- **AIM**
Count the lines below that contain the word "ACRF" and give only the number.

—————

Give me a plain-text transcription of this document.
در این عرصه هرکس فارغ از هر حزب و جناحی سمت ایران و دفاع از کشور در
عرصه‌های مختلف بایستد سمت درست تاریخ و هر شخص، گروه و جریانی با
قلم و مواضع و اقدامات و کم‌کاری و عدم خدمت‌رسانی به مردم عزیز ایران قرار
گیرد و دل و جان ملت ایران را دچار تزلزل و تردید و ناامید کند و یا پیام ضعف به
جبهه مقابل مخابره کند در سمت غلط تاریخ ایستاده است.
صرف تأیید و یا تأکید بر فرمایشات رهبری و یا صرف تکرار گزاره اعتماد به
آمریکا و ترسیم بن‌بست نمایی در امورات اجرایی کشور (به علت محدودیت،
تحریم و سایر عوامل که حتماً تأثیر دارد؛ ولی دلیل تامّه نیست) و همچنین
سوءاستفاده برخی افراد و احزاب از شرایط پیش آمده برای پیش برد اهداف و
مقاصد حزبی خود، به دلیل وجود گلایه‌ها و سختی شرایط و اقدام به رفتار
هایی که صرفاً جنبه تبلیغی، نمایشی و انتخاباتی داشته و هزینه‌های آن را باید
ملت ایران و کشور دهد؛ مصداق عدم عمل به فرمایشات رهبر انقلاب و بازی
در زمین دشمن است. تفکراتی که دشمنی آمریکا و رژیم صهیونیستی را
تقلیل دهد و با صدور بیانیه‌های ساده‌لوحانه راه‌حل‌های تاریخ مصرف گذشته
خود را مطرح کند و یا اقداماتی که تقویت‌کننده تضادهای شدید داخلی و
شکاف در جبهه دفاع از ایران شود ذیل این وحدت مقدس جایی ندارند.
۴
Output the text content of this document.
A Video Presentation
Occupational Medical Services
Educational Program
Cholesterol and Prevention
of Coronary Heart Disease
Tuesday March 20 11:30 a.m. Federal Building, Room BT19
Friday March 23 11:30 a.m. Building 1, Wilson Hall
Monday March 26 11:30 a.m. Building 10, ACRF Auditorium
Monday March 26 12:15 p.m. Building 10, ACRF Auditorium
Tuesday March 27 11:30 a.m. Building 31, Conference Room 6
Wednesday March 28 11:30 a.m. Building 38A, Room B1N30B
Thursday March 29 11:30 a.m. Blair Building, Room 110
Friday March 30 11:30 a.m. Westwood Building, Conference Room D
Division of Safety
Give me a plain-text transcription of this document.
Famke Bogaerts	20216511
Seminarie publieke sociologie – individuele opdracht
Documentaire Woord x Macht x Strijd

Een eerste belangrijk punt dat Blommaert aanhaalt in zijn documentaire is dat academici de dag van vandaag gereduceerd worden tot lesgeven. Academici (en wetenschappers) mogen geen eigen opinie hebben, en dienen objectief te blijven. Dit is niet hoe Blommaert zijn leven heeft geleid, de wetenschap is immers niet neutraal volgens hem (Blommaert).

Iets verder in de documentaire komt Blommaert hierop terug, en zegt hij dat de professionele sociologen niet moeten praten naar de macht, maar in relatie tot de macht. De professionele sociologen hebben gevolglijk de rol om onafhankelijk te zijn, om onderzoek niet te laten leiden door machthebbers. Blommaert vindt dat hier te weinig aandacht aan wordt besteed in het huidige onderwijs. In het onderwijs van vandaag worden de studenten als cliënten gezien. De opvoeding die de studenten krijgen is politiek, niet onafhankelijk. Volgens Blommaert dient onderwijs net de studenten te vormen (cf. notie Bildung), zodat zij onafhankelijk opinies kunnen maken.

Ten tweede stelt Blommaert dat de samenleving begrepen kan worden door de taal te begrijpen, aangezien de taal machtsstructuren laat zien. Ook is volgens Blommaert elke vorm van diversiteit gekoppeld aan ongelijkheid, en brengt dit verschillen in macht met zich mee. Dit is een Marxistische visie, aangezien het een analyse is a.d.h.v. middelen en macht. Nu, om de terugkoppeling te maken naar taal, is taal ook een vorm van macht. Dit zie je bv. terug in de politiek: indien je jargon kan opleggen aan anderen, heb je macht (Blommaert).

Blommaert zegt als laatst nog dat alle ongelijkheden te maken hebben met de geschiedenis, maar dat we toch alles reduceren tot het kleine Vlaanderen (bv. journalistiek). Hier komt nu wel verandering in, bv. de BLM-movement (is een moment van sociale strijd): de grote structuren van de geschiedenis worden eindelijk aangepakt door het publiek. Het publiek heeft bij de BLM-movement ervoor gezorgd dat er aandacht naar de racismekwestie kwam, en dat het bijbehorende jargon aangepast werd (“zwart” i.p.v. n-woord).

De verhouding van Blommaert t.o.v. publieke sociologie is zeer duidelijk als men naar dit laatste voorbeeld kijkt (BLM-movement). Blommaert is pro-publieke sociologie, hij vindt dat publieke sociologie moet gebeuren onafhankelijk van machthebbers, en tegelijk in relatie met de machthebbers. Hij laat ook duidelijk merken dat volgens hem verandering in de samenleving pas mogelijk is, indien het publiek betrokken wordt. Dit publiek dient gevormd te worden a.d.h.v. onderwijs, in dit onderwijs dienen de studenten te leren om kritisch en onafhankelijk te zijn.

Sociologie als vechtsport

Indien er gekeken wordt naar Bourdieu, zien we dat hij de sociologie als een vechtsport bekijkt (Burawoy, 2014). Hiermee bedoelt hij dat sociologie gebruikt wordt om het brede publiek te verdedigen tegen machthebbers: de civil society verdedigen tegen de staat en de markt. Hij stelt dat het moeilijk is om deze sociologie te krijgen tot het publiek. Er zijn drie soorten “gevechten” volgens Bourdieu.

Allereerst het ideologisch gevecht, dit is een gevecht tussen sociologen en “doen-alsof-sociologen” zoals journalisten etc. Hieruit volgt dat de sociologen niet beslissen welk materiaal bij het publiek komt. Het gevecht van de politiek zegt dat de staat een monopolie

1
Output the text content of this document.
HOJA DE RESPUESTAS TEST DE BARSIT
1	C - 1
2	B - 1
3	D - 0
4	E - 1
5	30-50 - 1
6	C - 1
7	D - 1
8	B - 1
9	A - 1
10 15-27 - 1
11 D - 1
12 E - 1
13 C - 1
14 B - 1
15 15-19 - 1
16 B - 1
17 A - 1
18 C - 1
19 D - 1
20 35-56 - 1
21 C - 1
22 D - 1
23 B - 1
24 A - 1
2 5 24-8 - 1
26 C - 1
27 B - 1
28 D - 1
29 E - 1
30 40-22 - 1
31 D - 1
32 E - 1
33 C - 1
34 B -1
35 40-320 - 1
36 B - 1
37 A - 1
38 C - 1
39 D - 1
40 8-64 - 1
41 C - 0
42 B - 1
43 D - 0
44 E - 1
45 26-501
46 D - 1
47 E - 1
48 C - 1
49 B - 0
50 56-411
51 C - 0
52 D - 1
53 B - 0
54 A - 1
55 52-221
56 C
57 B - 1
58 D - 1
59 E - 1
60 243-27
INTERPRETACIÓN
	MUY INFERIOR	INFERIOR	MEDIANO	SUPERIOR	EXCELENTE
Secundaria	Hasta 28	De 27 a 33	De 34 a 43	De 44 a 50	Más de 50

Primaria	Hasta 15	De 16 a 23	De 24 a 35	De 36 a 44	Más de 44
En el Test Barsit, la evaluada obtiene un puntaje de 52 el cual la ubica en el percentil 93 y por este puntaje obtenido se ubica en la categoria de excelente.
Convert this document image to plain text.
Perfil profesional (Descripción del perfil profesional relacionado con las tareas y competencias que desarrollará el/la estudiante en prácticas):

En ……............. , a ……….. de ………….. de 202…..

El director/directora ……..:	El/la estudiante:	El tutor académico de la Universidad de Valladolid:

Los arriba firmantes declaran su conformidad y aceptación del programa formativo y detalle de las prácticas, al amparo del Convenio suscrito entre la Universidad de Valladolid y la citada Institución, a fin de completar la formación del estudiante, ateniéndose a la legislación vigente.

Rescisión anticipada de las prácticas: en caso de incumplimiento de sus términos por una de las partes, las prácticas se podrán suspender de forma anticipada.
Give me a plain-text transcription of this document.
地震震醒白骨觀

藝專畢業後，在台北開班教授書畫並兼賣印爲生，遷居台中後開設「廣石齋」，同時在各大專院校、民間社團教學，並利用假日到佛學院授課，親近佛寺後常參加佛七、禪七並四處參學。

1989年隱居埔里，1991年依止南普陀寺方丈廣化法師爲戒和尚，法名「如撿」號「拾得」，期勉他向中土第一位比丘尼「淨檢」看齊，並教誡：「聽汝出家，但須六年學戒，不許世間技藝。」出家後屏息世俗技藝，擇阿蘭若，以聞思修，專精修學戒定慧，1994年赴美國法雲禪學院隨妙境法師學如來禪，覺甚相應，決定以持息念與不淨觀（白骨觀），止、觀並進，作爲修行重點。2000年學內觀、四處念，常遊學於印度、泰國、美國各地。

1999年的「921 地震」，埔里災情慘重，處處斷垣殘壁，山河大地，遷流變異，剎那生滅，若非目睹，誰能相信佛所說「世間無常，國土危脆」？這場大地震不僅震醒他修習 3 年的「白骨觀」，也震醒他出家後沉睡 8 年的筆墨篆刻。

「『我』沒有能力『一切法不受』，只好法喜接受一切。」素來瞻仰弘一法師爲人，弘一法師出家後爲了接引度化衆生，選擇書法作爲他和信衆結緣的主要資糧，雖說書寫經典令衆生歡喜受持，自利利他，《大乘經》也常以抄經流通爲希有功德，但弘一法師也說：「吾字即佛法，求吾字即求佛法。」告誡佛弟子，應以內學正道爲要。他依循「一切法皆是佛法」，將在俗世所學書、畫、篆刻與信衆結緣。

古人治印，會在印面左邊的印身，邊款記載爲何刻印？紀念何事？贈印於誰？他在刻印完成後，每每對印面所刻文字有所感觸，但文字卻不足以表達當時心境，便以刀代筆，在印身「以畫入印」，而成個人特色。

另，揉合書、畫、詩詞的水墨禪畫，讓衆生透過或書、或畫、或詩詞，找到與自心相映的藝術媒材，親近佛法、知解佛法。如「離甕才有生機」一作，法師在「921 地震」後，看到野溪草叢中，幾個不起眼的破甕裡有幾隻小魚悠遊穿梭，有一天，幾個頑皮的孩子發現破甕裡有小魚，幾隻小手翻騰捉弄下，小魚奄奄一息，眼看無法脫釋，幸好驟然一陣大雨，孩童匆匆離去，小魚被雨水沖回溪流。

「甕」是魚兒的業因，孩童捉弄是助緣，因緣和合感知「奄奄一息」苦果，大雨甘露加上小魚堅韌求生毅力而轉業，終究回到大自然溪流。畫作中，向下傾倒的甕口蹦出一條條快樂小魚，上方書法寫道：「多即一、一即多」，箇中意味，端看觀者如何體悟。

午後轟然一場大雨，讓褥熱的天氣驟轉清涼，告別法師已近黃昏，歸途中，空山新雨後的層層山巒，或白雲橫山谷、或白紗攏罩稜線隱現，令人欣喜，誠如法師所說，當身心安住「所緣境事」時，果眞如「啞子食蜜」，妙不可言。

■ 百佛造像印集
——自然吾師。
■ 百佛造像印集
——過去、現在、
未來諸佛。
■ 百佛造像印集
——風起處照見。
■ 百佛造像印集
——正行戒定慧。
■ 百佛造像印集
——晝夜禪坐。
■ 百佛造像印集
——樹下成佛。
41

—————

- **EXPECTED ANSWER**
2